--- SOURCE TEXT ---
No dividends may be declared or paid or set apart for payment on any Parity Preferred Stock (as defined in Section 8 below) unless there shall also be or have been declared and paid or set apart for payment on the Series A Preferred Stock, dividends for the then-current quarterly dividend period of the Series A Preferred Stock ending on or before the dividend payment date of such Parity Preferred Stock, ratably in proportion to the respective amounts of dividends (x) accumulated, but without, in the case of non-cumulative shares, accumulation of unpaid dividends for prior dividend periods, and unpaid or payable on such Parity Preferred Stock, on the one hand, and (y) accumulated, but without, in the case of non-cumulative shares, accumulation of unpaid dividends for prior dividend periods, and unpaid through the dividend payment period or periods of the Series A Preferred Stock coinciding with or next preceding such dividend payment date, on the other hand.
---
Which section does the preferred stock dividend provision name as defining Parity Preferred Stock?
--- PROVIDED INFORMATION ---
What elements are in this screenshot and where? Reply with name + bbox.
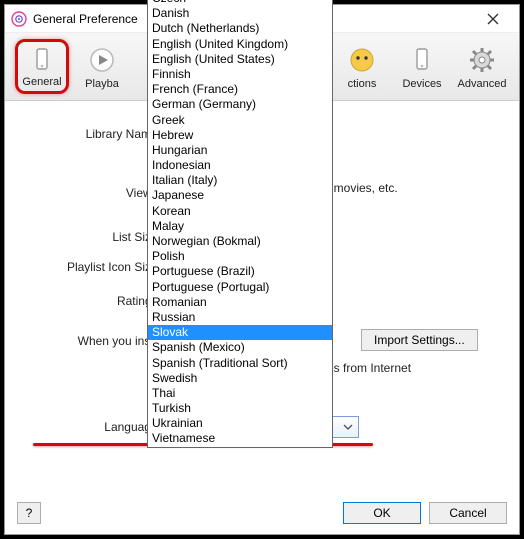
language-option[interactable]: English (United Kingdom) xyxy=(148,37,332,52)
language-option[interactable]: Spanish (Mexico) xyxy=(148,340,332,355)
language-option[interactable]: Ukrainian xyxy=(148,416,332,431)
language-option[interactable]: Dutch (Netherlands) xyxy=(148,21,332,36)
language-option[interactable]: Portuguese (Brazil) xyxy=(148,264,332,279)
language-option[interactable]: Korean xyxy=(148,204,332,219)
language-dropdown[interactable]: CzechDanishDutch (Netherlands)English (U… xyxy=(147,0,333,448)
views-fragment: , movies, etc. xyxy=(327,181,398,195)
devices-icon xyxy=(406,44,438,76)
language-option[interactable]: Swedish xyxy=(148,371,332,386)
tab-advanced[interactable]: Advanced xyxy=(455,39,509,94)
tab-general[interactable]: General xyxy=(15,39,69,94)
tab-restrictions-label: ctions xyxy=(348,78,377,90)
gear-icon xyxy=(466,44,498,76)
language-option[interactable]: German (Germany) xyxy=(148,97,332,112)
preferences-window: General Preference General Playba ctions xyxy=(4,4,520,535)
language-option[interactable]: Thai xyxy=(148,386,332,401)
language-option[interactable]: Indonesian xyxy=(148,158,332,173)
language-option[interactable]: Spanish (Traditional Sort) xyxy=(148,356,332,371)
language-option[interactable]: Japanese xyxy=(148,188,332,203)
language-option[interactable]: Norwegian (Bokmal) xyxy=(148,234,332,249)
language-option[interactable]: English (United States) xyxy=(148,52,332,67)
internet-fragment: es from Internet xyxy=(327,361,411,375)
body-area: , movies, etc. Import Settings... es fro… xyxy=(5,101,519,446)
cancel-button[interactable]: Cancel xyxy=(429,502,507,524)
footer: ? OK Cancel xyxy=(5,502,519,524)
chevron-down-icon xyxy=(342,421,354,436)
tab-advanced-label: Advanced xyxy=(458,78,507,90)
tab-playback[interactable]: Playba xyxy=(75,39,129,94)
language-option[interactable]: Malay xyxy=(148,219,332,234)
import-settings-button[interactable]: Import Settings... xyxy=(361,329,478,351)
app-icon xyxy=(11,11,27,27)
tab-restrictions[interactable]: ctions xyxy=(335,39,389,94)
language-option[interactable]: Portuguese (Portugal) xyxy=(148,280,332,295)
language-option[interactable]: Polish xyxy=(148,249,332,264)
language-option[interactable]: Danish xyxy=(148,6,332,21)
import-settings-wrap: Import Settings... xyxy=(361,329,478,351)
tab-playback-label: Playba xyxy=(85,78,119,90)
playback-icon xyxy=(86,44,118,76)
tab-general-label: General xyxy=(22,76,61,88)
language-option[interactable]: Italian (Italy) xyxy=(148,173,332,188)
language-option[interactable]: Hungarian xyxy=(148,143,332,158)
language-option[interactable]: Romanian xyxy=(148,295,332,310)
tab-devices[interactable]: Devices xyxy=(395,39,449,94)
language-option[interactable]: Russian xyxy=(148,310,332,325)
language-option[interactable]: Hebrew xyxy=(148,128,332,143)
language-option[interactable]: French (France) xyxy=(148,82,332,97)
help-button[interactable]: ? xyxy=(17,502,41,524)
language-option[interactable]: Slovak xyxy=(148,325,332,340)
language-option[interactable]: Greek xyxy=(148,113,332,128)
general-icon xyxy=(26,46,58,74)
restrictions-icon xyxy=(346,44,378,76)
close-button[interactable] xyxy=(473,7,513,31)
tab-devices-label: Devices xyxy=(402,78,441,90)
language-option[interactable]: Turkish xyxy=(148,401,332,416)
language-option[interactable]: Vietnamese xyxy=(148,431,332,446)
ok-button[interactable]: OK xyxy=(343,502,421,524)
language-option[interactable]: Finnish xyxy=(148,67,332,82)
---
THE OUTPUT =>
Section 8